_Aim of the exercise_
Return all the data, word for word.

Rows from a dataset
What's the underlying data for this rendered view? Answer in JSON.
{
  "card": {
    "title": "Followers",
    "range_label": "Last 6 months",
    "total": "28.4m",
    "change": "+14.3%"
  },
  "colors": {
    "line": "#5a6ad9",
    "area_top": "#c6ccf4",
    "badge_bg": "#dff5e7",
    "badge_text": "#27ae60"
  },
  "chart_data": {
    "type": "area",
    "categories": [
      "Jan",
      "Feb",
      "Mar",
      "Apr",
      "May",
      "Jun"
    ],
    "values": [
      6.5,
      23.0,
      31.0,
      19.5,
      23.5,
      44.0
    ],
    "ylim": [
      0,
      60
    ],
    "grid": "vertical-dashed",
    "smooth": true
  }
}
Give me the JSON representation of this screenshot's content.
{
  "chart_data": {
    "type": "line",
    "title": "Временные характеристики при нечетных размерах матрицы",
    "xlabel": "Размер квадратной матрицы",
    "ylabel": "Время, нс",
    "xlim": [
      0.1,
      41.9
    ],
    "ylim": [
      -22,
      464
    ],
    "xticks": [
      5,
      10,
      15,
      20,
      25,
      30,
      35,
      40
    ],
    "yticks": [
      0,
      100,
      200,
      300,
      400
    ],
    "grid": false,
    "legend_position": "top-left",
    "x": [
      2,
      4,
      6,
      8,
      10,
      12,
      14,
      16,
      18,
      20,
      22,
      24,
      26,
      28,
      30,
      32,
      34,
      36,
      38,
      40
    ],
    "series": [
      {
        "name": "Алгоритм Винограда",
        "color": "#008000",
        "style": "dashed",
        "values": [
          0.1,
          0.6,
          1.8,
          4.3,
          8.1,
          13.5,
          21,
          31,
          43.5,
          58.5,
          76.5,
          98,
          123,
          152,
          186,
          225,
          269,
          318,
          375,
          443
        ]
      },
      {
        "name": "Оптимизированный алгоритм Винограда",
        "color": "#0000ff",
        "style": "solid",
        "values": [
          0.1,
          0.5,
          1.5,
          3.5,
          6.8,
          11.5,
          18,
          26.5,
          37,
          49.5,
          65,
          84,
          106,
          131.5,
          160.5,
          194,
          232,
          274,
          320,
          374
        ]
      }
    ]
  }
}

_Answer for the task_
What's the underlying data for this rendered view? Answer in JSON.
{
  "card": {
    "title": "Followers",
    "range_label": "Last 6 months",
    "total": "28.4m",
    "change": "+14.3%"
  },
  "colors": {
    "line": "#5a6ad9",
    "area_top": "#c6ccf4",
    "badge_bg": "#dff5e7",
    "badge_text": "#27ae60"
  },
  "chart_data": {
    "type": "area",
    "categories": [
      "Jan",
      "Feb",
      "Mar",
      "Apr",
      "May",
      "Jun"
    ],
    "values": [
      6.5,
      23.0,
      31.0,
      19.5,
      23.5,
      44.0
    ],
    "ylim": [
      0,
      60
    ],
    "grid": "vertical-dashed",
    "smooth": true
  }
}
Give me the JSON representation of this screenshot's content.
{
  "chart_data": {
    "type": "line",
    "title": "Временные характеристики при нечетных размерах матрицы",
    "xlabel": "Размер квадратной матрицы",
    "ylabel": "Время, нс",
    "xlim": [
      0.1,
      41.9
    ],
    "ylim": [
      -22,
      464
    ],
    "xticks": [
      5,
      10,
      15,
      20,
      25,
      30,
      35,
      40
    ],
    "yticks": [
      0,
      100,
      200,
      300,
      400
    ],
    "grid": false,
    "legend_position": "top-left",
    "x": [
      2,
      4,
      6,
      8,
      10,
      12,
      14,
      16,
      18,
      20,
      22,
      24,
      26,
      28,
      30,
      32,
      34,
      36,
      38,
      40
    ],
    "series": [
      {
        "name": "Алгоритм Винограда",
        "color": "#008000",
        "style": "dashed",
        "values": [
          0.1,
          0.6,
          1.8,
          4.3,
          8.1,
          13.5,
          21,
          31,
          43.5,
          58.5,
          76.5,
          98,
          123,
          152,
          186,
          225,
          269,
          318,
          375,
          443
        ]
      },
      {
        "name": "Оптимизированный алгоритм Винограда",
        "color": "#0000ff",
        "style": "solid",
        "values": [
          0.1,
          0.5,
          1.5,
          3.5,
          6.8,
          11.5,
          18,
          26.5,
          37,
          49.5,
          65,
          84,
          106,
          131.5,
          160.5,
          194,
          232,
          274,
          320,
          374
        ]
      }
    ]
  }
}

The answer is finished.